Exercise brief: Among the entries below, count the lines that contain the word "Abery". Write down only the total.
------ Supplied material ------
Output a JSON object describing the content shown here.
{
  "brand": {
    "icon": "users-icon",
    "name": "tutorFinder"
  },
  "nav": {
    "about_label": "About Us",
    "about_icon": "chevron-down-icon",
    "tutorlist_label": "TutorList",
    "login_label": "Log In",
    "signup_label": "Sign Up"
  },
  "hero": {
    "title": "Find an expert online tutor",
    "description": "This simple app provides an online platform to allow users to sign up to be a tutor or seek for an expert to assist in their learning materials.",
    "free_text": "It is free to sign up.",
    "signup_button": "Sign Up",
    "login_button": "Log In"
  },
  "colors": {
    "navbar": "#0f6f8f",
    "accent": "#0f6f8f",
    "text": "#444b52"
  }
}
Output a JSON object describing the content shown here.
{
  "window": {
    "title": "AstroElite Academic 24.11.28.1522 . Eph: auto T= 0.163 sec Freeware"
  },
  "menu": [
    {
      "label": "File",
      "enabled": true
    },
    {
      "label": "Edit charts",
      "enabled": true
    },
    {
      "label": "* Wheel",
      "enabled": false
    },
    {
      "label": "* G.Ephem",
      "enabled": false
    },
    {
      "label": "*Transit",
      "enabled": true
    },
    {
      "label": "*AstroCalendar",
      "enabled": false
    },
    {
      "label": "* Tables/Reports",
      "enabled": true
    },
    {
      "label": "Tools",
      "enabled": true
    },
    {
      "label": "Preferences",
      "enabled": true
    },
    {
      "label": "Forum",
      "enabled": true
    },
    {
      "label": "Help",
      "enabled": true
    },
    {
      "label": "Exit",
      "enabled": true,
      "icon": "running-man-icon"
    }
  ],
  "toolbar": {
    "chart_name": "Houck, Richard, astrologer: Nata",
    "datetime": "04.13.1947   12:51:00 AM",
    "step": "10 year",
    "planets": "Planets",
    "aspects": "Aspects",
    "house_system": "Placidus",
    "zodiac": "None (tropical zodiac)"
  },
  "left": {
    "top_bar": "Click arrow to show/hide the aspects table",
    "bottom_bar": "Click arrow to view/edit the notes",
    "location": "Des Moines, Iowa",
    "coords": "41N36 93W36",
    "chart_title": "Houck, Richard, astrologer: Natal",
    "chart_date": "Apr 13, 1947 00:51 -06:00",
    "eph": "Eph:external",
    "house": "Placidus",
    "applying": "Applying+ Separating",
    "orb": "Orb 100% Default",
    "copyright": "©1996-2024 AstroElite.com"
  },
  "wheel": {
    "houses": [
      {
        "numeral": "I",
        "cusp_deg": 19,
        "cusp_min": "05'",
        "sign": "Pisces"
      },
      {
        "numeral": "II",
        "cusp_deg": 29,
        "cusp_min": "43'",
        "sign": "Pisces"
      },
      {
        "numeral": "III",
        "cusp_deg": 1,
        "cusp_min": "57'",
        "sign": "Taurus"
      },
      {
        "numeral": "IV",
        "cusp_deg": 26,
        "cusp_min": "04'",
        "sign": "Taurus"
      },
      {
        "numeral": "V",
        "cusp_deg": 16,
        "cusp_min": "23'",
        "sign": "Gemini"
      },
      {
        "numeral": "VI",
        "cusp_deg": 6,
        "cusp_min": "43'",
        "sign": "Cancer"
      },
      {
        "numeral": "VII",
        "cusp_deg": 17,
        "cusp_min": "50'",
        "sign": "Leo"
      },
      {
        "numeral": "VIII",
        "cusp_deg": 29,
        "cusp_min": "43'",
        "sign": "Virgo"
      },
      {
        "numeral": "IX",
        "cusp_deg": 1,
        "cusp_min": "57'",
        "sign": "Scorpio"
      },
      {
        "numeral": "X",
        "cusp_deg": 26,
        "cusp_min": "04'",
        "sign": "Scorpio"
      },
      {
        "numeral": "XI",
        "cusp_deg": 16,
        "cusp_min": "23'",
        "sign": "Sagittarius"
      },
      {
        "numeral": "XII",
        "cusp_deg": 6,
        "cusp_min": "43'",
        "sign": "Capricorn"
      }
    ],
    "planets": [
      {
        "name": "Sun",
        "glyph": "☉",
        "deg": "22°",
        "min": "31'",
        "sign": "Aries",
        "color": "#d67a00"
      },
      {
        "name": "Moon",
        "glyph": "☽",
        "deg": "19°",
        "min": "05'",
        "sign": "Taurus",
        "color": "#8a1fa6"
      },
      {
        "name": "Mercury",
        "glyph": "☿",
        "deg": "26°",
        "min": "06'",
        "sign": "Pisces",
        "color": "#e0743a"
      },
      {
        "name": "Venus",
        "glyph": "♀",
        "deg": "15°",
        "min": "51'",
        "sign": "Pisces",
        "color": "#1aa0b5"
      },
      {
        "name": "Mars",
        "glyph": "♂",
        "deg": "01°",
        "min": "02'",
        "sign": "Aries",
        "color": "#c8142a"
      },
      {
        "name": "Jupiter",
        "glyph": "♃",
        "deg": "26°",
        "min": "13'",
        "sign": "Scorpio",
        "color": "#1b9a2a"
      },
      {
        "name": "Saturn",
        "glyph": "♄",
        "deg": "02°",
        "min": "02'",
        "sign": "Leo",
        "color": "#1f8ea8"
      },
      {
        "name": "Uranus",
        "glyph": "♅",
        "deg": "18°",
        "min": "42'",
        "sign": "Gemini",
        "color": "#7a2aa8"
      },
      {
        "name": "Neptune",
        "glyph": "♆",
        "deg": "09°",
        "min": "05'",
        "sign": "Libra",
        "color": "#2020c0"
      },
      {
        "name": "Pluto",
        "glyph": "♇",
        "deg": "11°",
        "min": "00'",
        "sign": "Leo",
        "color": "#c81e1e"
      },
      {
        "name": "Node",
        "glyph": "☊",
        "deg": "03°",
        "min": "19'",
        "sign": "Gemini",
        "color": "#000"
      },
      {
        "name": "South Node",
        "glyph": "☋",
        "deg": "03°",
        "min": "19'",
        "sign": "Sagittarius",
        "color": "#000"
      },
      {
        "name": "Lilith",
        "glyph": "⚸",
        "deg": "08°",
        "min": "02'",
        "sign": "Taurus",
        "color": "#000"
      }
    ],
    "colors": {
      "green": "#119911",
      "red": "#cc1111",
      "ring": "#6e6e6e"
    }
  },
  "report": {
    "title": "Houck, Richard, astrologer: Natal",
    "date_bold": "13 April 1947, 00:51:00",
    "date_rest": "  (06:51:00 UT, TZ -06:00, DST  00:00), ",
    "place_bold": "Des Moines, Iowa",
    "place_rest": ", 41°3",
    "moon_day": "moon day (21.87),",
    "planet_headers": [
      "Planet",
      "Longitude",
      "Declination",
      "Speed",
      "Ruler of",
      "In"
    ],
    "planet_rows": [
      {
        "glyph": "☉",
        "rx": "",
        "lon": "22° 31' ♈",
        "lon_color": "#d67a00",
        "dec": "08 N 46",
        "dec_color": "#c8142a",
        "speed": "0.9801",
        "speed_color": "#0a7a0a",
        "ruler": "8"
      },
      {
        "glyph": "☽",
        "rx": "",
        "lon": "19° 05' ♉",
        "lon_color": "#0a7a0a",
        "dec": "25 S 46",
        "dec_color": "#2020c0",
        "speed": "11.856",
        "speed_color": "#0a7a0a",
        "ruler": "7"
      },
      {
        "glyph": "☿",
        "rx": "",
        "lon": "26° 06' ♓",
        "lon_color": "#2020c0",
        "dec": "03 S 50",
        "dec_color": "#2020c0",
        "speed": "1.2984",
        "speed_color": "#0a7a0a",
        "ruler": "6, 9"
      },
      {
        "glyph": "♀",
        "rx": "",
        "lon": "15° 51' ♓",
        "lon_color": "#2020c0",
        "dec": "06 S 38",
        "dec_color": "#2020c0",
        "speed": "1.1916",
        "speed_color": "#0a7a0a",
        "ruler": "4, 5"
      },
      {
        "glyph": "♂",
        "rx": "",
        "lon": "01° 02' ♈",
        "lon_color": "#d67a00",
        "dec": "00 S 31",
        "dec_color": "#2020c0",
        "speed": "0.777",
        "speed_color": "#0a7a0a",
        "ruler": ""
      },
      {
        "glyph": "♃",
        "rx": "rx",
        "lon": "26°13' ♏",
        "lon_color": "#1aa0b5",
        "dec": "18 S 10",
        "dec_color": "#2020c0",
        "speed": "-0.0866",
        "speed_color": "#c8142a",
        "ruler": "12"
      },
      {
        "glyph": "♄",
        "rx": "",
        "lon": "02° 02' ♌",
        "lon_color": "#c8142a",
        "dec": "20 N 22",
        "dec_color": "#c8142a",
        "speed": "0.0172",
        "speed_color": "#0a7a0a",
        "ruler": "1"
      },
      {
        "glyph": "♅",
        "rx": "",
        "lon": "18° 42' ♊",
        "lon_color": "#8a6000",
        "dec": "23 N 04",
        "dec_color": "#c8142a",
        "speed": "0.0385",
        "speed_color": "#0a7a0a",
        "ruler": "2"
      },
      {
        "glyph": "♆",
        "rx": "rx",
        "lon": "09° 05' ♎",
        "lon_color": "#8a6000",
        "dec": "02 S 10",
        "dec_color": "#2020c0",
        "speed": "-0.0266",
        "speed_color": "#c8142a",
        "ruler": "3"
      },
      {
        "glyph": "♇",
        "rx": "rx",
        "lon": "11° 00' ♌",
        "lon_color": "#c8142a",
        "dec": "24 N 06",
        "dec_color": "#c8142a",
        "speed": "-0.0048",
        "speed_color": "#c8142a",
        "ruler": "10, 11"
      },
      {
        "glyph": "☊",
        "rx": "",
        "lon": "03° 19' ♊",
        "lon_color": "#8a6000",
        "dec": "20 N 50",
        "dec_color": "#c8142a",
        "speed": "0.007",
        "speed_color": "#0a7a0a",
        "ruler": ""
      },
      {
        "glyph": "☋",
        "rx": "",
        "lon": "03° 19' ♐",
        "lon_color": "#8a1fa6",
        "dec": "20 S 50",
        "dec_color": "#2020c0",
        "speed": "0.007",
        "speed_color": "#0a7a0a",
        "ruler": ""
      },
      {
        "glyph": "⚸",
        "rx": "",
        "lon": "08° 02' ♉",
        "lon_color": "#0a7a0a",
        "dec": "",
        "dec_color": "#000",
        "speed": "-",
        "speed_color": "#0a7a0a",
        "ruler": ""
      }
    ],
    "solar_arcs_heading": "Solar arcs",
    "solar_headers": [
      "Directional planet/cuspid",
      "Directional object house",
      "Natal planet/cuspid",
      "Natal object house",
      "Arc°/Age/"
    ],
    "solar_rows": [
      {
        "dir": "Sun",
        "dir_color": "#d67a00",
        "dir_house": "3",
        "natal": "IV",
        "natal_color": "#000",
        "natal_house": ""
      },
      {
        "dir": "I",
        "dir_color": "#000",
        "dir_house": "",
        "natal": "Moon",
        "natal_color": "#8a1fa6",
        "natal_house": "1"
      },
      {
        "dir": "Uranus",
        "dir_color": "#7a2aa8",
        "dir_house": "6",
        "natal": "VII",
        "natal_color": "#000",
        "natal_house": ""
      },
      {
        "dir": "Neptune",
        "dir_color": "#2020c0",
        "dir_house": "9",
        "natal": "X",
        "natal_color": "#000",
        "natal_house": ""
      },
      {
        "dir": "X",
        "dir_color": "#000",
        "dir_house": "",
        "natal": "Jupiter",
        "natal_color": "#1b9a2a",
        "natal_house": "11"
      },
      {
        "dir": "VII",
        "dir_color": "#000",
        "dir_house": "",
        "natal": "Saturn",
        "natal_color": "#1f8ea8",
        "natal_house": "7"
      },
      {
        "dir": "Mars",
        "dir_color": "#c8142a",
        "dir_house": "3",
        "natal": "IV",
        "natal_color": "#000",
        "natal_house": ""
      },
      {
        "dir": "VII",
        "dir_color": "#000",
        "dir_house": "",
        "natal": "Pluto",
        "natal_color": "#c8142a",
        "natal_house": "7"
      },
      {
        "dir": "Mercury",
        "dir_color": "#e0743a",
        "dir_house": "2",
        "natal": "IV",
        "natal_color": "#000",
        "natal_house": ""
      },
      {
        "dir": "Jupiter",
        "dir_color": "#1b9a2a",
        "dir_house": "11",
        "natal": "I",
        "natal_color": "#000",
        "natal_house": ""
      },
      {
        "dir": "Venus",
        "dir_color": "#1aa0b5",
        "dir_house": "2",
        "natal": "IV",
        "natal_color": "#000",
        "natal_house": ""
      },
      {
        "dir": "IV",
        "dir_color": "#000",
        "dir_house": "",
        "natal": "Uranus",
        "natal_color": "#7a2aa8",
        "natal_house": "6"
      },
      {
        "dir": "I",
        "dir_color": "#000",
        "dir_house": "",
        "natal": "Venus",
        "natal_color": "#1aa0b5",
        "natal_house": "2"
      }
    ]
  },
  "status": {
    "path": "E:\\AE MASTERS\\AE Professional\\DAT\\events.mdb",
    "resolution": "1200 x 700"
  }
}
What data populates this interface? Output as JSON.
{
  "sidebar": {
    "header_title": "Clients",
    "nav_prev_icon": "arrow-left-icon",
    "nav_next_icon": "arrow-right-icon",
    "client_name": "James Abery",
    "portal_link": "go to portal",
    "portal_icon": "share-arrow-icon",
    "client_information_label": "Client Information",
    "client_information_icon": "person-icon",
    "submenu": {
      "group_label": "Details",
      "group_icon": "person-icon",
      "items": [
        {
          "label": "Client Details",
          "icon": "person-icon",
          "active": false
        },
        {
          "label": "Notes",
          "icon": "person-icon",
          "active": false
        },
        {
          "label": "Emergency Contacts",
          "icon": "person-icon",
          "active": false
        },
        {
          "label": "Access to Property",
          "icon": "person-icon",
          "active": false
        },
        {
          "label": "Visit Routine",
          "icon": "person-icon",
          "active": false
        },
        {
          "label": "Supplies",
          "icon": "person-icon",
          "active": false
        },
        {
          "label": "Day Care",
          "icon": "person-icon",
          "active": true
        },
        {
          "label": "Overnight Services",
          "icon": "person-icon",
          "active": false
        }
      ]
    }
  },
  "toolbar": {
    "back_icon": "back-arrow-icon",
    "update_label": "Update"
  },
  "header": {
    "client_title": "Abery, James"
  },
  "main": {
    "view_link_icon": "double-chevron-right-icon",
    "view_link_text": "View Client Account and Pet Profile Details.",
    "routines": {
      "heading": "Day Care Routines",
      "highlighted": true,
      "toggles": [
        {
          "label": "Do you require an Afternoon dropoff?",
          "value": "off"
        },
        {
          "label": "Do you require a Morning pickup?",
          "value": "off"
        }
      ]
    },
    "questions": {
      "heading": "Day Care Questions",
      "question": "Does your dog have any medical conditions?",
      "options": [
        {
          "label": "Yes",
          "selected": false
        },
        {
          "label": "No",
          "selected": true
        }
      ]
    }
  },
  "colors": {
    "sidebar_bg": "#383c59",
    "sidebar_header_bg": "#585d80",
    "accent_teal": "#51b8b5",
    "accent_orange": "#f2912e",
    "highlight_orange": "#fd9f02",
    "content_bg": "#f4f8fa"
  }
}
------
The response: 2